TASK DETAILS: Return each line containing the string "marker".

-- Start EXTRACTED INFORMATION --

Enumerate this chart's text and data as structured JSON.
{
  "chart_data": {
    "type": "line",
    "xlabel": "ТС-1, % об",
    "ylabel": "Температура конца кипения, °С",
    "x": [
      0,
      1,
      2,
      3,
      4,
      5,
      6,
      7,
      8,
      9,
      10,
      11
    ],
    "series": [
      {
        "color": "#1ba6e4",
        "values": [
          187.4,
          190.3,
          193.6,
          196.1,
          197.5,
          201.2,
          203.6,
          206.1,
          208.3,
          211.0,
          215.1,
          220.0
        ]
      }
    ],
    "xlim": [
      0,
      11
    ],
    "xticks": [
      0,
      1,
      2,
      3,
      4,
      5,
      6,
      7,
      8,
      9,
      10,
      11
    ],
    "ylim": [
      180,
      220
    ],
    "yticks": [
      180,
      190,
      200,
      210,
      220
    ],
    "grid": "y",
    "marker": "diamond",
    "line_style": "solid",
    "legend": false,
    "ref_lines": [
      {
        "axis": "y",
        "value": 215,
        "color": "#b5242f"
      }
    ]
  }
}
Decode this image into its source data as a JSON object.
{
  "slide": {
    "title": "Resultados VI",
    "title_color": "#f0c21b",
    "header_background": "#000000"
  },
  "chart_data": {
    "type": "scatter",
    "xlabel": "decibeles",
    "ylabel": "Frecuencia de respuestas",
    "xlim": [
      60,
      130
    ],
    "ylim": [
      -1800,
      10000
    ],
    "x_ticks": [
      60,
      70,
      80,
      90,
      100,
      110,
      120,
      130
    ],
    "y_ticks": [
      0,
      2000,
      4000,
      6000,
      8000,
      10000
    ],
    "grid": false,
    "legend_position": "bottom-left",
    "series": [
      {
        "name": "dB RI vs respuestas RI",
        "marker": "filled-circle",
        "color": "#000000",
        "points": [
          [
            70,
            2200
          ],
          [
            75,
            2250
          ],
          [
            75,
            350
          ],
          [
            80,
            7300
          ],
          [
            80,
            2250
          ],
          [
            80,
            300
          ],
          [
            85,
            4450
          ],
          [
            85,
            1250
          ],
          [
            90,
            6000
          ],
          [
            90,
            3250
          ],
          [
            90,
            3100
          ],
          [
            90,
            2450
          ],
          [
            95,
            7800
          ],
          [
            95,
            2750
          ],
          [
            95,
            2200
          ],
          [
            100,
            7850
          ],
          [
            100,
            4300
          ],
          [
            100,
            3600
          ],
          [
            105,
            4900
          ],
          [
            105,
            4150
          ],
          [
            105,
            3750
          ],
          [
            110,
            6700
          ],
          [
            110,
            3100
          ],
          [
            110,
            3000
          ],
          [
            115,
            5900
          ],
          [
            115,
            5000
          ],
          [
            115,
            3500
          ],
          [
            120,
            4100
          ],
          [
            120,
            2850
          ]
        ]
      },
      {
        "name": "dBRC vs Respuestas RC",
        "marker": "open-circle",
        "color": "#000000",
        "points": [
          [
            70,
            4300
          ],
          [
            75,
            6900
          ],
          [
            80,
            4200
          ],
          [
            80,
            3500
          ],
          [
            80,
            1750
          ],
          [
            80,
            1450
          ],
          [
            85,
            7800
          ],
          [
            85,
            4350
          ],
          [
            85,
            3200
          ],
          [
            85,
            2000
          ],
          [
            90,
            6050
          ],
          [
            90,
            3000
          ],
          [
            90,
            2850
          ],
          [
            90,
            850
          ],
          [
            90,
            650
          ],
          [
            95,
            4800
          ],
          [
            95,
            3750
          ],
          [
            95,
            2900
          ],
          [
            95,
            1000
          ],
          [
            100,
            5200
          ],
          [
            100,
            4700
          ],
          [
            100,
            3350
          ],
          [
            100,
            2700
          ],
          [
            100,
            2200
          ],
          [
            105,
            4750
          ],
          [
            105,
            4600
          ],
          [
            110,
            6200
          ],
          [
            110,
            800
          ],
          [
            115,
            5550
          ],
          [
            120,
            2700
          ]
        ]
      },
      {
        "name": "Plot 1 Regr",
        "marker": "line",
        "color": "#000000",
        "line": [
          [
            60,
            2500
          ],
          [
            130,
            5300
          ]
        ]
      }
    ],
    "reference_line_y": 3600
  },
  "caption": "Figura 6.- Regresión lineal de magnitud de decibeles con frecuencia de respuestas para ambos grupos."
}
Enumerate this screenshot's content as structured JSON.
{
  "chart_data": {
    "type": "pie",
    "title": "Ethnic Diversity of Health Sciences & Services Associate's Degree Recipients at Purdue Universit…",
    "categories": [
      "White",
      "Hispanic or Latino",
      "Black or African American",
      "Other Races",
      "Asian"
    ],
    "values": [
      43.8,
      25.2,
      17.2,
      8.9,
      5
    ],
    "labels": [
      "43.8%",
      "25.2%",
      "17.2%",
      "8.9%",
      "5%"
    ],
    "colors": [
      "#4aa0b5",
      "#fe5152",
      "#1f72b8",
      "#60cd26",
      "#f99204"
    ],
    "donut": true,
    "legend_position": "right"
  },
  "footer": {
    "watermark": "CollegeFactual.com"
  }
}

-- End EXTRACTED INFORMATION --

EXERCISE RESULT:
    "marker": "diamond",
        "marker": "filled-circle",
        "marker": "open-circle",
        "marker": "line",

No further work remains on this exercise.